─── Items

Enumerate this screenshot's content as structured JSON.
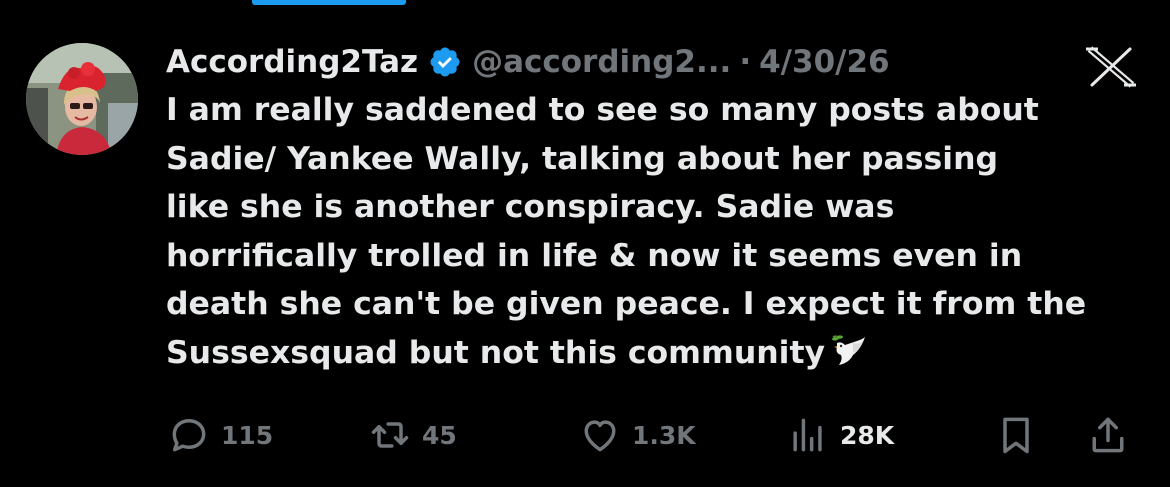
{
  "tweet": {
    "display_name": "According2Taz",
    "handle": "@according2...",
    "separator": "·",
    "date": "4/30/26",
    "text": "I am really saddened to see so many posts about\nSadie/ Yankee Wally, talking about her passing\nlike she is another conspiracy. Sadie was\nhorrifically trolled in life & now it seems even in\ndeath she can't be given peace. I expect it from the\nSussexsquad but not this community"
  },
  "icons": {
    "verified": "verified-badge-icon",
    "platform": "x-logo-icon",
    "emoji": "dove-emoji-icon"
  },
  "actions": {
    "replies": "115",
    "reposts": "45",
    "likes": "1.3K",
    "views": "28K"
  },
  "colors": {
    "background": "#000000",
    "primary_text": "#e7e9ea",
    "secondary_text": "#71767b",
    "accent": "#1d9bf0"
  }
}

──────

● Task prompt: Take the entries shown above and quote them verbatim, passing over the pictures.

● Response:
Enumerate this screenshot's content as structured JSON.
{
  "tweet": {
    "display_name": "According2Taz",
    "handle": "@according2...",
    "separator": "·",
    "date": "4/30/26",
    "text": "I am really saddened to see so many posts about\nSadie/ Yankee Wally, talking about her passing\nlike she is another conspiracy. Sadie was\nhorrifically trolled in life & now it seems even in\ndeath she can't be given peace. I expect it from the\nSussexsquad but not this community"
  },
  "icons": {
    "verified": "verified-badge-icon",
    "platform": "x-logo-icon",
    "emoji": "dove-emoji-icon"
  },
  "actions": {
    "replies": "115",
    "reposts": "45",
    "likes": "1.3K",
    "views": "28K"
  },
  "colors": {
    "background": "#000000",
    "primary_text": "#e7e9ea",
    "secondary_text": "#71767b",
    "accent": "#1d9bf0"
  }
}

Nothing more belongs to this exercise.